■ Set exercise ■
Find the string "Italia" in the listing and report every line that has it.

[start Supplied entries]

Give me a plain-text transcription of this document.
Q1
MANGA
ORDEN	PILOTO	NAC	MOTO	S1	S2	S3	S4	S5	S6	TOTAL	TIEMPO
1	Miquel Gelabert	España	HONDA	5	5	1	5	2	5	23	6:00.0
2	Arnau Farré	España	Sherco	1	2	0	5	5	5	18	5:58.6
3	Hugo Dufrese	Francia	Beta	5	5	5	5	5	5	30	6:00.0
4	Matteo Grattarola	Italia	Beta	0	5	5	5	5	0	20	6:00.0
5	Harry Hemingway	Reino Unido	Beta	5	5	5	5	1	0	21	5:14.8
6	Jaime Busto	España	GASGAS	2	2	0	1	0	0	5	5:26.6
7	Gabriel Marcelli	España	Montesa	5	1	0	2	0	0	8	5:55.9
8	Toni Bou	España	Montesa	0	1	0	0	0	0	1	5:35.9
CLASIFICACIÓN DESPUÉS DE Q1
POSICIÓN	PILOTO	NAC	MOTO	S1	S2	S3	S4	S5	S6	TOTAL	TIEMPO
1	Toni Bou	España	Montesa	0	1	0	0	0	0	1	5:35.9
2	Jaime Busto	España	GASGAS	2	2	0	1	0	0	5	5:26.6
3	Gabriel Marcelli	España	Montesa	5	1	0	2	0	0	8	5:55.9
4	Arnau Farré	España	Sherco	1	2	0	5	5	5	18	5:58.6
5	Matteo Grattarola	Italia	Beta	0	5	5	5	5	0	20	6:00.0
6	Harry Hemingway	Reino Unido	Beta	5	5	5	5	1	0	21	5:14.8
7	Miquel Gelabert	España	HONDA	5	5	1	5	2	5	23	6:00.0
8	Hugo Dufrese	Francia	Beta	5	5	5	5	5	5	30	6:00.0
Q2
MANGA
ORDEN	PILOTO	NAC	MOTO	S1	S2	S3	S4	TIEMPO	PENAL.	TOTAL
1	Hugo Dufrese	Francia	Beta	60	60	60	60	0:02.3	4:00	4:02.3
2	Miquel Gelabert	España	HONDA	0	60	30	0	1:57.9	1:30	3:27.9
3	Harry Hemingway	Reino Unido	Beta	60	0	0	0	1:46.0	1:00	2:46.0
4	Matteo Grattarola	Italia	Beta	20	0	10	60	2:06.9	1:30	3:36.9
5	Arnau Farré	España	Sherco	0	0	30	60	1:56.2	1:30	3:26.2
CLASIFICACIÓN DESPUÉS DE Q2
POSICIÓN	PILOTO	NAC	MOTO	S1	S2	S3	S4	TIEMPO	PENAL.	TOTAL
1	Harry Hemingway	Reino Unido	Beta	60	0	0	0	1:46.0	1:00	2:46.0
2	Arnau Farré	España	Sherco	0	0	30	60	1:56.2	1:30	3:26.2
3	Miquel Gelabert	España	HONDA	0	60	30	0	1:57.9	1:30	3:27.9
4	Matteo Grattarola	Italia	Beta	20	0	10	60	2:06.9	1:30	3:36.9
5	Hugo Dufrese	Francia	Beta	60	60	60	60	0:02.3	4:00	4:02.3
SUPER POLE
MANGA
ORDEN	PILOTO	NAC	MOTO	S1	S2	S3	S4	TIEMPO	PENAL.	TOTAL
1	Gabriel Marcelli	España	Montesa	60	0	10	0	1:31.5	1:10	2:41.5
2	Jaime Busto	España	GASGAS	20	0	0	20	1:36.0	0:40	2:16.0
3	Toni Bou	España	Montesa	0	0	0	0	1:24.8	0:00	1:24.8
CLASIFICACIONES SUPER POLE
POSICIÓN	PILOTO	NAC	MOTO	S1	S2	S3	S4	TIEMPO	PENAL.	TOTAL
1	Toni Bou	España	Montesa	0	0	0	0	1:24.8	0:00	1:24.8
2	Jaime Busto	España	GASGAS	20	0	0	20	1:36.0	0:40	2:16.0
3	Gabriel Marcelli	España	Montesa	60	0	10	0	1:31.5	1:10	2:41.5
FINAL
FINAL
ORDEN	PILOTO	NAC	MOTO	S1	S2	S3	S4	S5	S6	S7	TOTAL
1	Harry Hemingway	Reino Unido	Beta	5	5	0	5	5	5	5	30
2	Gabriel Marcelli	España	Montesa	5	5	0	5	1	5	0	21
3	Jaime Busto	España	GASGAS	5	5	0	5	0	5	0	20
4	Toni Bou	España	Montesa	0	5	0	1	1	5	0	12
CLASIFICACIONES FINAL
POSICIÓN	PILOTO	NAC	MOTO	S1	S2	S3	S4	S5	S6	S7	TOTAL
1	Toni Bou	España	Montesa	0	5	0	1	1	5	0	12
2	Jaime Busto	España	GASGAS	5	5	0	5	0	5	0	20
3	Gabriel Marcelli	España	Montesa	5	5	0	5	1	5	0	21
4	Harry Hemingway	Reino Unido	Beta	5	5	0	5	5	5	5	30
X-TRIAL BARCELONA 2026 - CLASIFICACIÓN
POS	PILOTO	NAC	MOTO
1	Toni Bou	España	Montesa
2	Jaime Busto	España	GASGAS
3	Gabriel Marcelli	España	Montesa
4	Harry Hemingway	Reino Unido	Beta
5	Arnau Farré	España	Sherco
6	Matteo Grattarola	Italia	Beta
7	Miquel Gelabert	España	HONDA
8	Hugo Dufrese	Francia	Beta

[end Supplied entries]

■ Response ■
4	Matteo Grattarola	Italia	Beta	0	5	5	5	5	0	20	6:00.0
5	Matteo Grattarola	Italia	Beta	0	5	5	5	5	0	20	6:00.0
4	Matteo Grattarola	Italia	Beta	20	0	10	60	2:06.9	1:30	3:36.9
4	Matteo Grattarola	Italia	Beta	20	0	10	60	2:06.9	1:30	3:36.9
6	Matteo Grattarola	Italia	Beta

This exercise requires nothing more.